╭──

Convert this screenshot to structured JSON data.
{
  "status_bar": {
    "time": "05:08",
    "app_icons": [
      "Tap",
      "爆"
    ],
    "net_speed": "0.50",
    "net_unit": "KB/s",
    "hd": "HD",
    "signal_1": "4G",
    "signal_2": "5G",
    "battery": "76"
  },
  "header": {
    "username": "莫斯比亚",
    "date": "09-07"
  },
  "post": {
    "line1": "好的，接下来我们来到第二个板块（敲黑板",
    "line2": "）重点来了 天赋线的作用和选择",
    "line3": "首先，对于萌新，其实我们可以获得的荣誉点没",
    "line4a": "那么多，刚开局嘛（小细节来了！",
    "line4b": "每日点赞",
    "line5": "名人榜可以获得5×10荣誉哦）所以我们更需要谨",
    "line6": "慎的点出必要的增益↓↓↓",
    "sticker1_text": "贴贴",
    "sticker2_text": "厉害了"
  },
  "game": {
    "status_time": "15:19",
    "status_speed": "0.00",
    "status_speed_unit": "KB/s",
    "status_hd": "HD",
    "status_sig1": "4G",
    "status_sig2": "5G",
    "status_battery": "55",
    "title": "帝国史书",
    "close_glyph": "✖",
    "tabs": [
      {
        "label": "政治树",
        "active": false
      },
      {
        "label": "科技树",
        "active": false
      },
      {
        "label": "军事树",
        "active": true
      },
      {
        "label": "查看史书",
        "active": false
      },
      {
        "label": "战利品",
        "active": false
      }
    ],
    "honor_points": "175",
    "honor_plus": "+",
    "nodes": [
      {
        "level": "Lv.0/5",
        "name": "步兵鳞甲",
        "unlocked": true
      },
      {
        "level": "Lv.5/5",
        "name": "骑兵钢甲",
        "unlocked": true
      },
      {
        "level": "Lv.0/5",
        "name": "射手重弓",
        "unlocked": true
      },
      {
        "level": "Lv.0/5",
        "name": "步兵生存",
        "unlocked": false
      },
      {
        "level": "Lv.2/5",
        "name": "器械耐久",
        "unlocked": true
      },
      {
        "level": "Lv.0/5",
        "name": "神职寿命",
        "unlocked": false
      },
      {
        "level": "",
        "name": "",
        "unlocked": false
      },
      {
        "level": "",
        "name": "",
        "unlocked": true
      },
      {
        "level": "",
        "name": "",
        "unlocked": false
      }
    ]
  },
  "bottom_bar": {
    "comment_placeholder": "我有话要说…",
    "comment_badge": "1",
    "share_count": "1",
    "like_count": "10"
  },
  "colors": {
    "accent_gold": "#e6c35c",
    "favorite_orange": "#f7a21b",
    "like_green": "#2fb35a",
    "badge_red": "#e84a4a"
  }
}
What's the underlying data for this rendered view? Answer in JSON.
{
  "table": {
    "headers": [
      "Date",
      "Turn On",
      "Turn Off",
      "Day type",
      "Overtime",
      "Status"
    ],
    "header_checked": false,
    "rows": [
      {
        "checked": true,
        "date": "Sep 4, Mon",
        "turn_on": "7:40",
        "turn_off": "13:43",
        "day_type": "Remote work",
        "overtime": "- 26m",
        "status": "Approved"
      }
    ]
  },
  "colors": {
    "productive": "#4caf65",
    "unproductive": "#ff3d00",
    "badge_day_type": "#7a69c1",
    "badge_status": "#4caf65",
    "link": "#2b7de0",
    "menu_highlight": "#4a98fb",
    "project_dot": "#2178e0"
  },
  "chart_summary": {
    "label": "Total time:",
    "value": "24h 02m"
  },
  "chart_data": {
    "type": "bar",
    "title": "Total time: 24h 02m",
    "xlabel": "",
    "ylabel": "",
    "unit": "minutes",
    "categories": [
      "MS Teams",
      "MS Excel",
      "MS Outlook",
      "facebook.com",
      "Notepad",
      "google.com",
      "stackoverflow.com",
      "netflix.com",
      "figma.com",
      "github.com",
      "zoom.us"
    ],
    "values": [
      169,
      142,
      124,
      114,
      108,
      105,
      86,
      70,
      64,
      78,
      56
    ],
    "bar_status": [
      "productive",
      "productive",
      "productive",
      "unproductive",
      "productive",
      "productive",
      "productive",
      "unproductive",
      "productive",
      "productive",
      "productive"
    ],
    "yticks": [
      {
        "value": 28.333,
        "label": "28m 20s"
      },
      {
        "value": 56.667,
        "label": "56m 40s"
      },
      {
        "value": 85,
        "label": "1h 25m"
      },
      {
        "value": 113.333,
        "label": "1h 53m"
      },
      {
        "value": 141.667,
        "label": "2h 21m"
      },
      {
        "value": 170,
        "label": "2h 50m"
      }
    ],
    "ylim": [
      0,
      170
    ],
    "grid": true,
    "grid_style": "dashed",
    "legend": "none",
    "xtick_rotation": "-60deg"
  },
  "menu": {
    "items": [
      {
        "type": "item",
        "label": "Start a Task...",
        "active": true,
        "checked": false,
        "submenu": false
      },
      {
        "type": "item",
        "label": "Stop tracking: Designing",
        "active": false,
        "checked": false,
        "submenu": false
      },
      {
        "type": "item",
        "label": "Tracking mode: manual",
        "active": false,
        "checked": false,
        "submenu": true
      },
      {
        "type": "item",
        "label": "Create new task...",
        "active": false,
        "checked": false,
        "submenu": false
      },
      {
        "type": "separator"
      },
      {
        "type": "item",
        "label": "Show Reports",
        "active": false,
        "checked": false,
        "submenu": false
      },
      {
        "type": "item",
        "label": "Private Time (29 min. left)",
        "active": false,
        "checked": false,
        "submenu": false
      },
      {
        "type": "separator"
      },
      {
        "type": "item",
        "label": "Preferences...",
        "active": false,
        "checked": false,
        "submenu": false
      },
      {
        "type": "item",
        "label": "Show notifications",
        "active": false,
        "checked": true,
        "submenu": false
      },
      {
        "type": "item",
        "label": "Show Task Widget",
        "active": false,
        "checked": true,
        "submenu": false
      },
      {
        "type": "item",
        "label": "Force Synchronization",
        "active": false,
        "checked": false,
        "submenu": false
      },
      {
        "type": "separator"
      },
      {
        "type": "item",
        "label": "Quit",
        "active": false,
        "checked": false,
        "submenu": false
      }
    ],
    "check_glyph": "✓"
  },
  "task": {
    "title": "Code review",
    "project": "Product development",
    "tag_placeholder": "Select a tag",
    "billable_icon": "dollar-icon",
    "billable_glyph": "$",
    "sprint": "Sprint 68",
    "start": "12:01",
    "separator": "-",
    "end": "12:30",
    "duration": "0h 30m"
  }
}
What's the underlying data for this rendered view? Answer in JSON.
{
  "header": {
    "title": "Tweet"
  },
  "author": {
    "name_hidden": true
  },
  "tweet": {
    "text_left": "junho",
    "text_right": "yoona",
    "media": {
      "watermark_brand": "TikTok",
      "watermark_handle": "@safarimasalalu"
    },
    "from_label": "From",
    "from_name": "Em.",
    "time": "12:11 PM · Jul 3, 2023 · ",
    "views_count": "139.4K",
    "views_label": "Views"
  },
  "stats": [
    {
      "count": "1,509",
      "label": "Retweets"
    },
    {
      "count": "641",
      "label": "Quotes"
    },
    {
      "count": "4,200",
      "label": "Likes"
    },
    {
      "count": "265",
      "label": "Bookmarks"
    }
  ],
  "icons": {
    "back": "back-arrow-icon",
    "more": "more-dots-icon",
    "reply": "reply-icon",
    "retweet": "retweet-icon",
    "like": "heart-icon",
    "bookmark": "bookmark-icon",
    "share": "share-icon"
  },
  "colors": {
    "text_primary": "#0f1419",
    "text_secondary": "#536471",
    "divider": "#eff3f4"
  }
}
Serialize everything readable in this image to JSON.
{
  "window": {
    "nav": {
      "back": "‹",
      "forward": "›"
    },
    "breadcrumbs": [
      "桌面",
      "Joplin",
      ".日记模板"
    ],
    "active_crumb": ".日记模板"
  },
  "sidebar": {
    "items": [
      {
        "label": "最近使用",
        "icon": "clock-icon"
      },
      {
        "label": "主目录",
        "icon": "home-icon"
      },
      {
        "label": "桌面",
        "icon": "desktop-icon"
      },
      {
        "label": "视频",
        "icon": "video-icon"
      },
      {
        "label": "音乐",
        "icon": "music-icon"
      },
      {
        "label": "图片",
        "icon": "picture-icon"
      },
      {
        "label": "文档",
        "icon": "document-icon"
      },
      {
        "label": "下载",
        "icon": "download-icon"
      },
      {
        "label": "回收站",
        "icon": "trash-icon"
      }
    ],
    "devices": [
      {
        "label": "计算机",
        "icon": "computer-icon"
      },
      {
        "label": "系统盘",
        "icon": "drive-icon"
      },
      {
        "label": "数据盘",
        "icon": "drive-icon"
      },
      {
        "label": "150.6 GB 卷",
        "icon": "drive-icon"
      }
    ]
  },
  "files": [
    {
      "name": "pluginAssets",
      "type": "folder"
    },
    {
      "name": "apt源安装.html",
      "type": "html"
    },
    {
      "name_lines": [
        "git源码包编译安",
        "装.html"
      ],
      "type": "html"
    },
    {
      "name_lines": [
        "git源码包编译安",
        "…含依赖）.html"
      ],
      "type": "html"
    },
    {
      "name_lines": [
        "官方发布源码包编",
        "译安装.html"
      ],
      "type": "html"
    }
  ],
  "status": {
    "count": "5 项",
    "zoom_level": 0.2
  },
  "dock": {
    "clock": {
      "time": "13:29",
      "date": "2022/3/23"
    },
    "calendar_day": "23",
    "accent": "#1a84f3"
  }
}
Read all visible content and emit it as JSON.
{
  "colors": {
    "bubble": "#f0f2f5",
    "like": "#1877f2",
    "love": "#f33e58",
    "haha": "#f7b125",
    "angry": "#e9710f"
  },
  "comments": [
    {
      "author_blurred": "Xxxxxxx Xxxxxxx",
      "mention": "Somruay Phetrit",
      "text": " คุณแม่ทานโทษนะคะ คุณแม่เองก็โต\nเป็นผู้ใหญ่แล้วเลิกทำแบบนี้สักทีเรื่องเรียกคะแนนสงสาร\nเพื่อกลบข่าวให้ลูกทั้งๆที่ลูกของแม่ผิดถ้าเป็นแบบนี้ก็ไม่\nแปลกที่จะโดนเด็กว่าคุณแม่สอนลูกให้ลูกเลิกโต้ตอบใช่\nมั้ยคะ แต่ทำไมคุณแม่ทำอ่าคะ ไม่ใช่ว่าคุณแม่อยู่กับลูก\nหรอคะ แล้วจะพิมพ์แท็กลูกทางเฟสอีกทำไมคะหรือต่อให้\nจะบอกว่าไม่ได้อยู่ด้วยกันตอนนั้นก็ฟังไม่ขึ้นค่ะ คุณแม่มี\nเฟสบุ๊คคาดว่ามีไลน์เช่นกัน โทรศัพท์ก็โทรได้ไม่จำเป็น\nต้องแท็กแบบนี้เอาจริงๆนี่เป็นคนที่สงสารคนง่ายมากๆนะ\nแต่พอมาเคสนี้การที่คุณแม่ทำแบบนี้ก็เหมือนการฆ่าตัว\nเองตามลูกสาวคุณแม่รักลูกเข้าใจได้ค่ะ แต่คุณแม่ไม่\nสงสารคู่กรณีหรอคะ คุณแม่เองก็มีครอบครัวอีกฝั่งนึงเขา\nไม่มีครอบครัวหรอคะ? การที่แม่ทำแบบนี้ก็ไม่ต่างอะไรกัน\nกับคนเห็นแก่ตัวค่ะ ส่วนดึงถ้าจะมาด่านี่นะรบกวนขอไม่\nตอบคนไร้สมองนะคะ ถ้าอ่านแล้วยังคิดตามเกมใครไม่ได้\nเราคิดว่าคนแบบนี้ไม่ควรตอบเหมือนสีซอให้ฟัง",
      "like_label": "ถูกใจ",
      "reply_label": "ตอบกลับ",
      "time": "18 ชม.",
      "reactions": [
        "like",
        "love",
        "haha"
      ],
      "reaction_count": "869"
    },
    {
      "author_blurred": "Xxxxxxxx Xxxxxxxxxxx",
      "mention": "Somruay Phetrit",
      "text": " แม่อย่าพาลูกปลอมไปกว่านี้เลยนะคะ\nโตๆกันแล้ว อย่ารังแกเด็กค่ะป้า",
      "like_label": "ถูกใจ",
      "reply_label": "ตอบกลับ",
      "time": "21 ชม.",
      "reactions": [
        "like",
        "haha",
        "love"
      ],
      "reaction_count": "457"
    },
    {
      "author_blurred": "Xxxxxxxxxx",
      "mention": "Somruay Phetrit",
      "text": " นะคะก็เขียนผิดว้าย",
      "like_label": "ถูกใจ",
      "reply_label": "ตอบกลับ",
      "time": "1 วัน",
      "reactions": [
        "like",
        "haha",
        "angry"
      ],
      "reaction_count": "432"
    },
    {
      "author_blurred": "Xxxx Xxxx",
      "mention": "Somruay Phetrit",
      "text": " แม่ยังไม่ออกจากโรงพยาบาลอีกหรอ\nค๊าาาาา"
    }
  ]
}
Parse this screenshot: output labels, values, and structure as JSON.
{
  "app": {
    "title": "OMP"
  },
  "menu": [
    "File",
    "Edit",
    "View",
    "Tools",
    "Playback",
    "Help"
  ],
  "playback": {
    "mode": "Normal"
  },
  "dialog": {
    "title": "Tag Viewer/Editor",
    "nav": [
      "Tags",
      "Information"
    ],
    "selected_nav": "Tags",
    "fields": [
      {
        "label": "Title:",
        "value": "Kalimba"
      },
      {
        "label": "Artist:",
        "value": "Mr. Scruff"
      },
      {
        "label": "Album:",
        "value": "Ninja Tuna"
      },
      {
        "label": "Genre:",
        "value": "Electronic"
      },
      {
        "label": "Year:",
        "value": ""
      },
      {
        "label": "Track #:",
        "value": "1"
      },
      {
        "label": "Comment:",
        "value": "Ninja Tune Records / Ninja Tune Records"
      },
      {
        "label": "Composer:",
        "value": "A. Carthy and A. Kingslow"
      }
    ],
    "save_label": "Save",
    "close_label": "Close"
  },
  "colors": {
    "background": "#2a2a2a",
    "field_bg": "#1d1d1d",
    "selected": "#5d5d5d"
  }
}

╰──

GOAL = Repeat precisely the lines of the data starting at the one containing "Parse this screenshot: output", last line included.

RESPONSE TO THIS EXERCISE =
Parse this screenshot: output labels, values, and structure as JSON.
{
  "app": {
    "title": "OMP"
  },
  "menu": [
    "File",
    "Edit",
    "View",
    "Tools",
    "Playback",
    "Help"
  ],
  "playback": {
    "mode": "Normal"
  },
  "dialog": {
    "title": "Tag Viewer/Editor",
    "nav": [
      "Tags",
      "Information"
    ],
    "selected_nav": "Tags",
    "fields": [
      {
        "label": "Title:",
        "value": "Kalimba"
      },
      {
        "label": "Artist:",
        "value": "Mr. Scruff"
      },
      {
        "label": "Album:",
        "value": "Ninja Tuna"
      },
      {
        "label": "Genre:",
        "value": "Electronic"
      },
      {
        "label": "Year:",
        "value": ""
      },
      {
        "label": "Track #:",
        "value": "1"
      },
      {
        "label": "Comment:",
        "value": "Ninja Tune Records / Ninja Tune Records"
      },
      {
        "label": "Composer:",
        "value": "A. Carthy and A. Kingslow"
      }
    ],
    "save_label": "Save",
    "close_label": "Close"
  },
  "colors": {
    "background": "#2a2a2a",
    "field_bg": "#1d1d1d",
    "selected": "#5d5d5d"
  }
}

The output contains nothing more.